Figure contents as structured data
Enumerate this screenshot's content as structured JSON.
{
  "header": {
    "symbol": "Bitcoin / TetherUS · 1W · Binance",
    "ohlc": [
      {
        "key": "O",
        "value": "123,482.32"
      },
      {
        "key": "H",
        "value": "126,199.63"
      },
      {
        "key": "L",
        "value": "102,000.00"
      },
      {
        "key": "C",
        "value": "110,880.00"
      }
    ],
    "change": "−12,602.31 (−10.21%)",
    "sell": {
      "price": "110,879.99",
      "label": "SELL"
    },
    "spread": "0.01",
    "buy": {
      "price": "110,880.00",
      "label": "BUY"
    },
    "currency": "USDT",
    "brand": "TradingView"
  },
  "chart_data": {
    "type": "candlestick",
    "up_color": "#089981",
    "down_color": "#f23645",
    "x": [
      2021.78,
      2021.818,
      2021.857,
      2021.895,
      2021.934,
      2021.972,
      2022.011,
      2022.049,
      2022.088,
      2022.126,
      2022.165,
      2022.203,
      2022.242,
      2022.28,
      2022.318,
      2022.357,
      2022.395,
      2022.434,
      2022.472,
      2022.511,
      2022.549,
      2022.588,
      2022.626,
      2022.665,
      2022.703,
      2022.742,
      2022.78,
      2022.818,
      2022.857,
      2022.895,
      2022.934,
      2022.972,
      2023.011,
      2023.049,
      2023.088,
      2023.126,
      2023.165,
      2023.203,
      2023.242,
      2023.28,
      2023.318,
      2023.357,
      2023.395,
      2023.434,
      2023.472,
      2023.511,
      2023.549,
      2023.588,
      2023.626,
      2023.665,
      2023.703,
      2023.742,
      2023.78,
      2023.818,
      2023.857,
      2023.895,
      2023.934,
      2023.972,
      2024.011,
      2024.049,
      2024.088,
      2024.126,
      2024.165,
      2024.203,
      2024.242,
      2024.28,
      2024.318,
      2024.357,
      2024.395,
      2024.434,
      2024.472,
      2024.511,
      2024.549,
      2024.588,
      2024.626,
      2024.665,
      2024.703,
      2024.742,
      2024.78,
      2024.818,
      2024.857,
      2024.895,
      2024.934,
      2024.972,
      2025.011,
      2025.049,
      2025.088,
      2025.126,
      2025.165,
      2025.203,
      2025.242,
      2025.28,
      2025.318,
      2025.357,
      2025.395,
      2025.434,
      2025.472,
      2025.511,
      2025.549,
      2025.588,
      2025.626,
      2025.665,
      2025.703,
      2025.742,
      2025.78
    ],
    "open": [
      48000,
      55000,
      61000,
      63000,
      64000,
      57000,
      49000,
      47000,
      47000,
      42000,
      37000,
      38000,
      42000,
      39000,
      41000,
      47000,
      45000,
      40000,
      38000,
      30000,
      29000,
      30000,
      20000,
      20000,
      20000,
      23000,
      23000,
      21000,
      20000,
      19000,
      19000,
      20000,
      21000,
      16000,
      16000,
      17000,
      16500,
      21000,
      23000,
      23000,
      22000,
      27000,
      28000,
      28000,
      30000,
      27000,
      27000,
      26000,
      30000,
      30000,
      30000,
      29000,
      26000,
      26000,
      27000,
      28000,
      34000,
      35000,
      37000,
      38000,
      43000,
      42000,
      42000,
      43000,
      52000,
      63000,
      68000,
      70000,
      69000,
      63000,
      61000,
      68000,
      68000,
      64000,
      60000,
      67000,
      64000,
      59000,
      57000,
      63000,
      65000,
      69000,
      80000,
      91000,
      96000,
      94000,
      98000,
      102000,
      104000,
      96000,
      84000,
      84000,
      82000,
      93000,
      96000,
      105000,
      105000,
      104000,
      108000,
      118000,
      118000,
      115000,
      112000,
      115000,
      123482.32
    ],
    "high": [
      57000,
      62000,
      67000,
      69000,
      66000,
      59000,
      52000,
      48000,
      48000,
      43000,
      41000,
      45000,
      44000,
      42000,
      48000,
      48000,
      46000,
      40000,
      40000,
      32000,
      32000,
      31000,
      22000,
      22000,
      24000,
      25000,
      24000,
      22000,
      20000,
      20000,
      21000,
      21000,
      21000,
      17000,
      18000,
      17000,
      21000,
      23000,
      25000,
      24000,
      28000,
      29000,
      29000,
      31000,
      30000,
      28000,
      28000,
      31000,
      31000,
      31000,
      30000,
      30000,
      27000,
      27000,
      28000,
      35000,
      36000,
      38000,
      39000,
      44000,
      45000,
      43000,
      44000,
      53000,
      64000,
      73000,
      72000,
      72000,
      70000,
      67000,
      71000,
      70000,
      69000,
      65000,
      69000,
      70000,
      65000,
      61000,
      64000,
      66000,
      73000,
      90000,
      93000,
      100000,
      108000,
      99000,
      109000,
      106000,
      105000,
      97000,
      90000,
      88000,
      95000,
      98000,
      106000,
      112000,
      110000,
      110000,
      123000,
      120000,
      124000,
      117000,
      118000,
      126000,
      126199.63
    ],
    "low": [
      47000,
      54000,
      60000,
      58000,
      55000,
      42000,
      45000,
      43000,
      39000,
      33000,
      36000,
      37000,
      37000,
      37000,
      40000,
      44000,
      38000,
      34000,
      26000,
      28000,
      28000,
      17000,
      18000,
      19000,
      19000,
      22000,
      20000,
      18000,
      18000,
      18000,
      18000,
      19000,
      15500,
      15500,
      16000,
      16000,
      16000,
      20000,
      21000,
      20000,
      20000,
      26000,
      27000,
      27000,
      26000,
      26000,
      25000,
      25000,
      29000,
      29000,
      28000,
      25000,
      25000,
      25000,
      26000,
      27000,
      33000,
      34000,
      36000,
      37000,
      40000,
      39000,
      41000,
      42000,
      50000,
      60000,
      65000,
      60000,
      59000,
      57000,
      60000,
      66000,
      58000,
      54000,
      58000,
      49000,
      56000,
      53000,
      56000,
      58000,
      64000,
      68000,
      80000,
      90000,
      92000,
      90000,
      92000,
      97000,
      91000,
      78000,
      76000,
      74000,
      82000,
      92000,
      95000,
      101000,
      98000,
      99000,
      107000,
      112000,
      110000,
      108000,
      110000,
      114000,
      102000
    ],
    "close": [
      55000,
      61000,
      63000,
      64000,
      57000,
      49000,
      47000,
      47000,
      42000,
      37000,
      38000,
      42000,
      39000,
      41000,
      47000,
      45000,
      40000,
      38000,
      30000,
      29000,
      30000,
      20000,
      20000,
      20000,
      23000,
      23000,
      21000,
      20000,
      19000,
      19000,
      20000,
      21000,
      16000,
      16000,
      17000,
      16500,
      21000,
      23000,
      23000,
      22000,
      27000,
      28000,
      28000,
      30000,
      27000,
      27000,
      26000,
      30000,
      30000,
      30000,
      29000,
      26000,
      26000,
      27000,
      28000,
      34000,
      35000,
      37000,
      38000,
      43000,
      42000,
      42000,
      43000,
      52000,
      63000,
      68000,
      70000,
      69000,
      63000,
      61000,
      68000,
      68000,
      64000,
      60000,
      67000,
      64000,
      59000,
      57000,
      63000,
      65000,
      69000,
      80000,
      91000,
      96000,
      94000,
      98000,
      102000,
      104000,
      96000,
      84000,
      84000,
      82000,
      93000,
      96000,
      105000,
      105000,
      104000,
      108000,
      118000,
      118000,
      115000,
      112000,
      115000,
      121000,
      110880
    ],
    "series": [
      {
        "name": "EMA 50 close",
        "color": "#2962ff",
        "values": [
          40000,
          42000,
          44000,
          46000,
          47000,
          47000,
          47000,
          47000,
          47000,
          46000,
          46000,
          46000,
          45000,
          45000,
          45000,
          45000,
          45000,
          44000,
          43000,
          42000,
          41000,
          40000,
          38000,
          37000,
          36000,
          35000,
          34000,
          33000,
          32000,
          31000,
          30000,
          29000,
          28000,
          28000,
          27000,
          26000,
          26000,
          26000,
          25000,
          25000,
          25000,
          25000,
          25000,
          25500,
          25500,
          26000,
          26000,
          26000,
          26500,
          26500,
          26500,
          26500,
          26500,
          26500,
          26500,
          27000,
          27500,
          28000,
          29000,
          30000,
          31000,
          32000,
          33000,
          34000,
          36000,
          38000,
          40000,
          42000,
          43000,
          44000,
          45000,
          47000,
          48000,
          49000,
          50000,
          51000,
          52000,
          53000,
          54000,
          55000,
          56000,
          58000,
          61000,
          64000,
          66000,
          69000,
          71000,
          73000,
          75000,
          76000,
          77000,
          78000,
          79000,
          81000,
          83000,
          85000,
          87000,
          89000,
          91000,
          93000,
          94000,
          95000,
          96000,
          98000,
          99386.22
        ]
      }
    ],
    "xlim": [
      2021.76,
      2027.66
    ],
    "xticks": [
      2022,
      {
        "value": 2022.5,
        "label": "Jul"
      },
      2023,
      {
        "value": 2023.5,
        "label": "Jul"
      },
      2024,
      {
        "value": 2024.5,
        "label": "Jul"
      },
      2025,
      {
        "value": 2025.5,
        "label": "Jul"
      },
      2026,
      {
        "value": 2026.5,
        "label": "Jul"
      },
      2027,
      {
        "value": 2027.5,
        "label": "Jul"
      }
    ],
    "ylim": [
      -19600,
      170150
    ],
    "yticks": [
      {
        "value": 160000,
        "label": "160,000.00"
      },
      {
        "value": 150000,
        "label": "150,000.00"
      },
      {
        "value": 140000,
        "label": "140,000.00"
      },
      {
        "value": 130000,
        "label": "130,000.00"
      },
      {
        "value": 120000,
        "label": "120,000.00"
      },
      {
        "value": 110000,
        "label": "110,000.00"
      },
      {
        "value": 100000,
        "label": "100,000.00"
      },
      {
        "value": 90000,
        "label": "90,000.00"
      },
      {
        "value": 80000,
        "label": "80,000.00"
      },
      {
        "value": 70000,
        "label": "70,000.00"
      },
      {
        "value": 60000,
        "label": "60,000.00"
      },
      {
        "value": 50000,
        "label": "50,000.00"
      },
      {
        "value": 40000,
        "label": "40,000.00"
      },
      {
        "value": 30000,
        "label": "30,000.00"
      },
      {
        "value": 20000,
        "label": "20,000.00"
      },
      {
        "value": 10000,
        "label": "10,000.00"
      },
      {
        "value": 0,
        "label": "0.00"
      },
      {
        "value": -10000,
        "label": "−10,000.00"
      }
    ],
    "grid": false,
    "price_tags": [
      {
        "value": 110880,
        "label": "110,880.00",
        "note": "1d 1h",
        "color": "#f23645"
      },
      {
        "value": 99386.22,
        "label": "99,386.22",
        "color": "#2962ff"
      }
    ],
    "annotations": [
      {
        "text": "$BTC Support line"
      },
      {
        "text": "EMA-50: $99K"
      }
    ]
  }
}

◆ WHAT NEEDS TO BE DONE
Only the number is needed here: how many lines of the records contain "text"?

◆ WRITTEN RESPONSE
2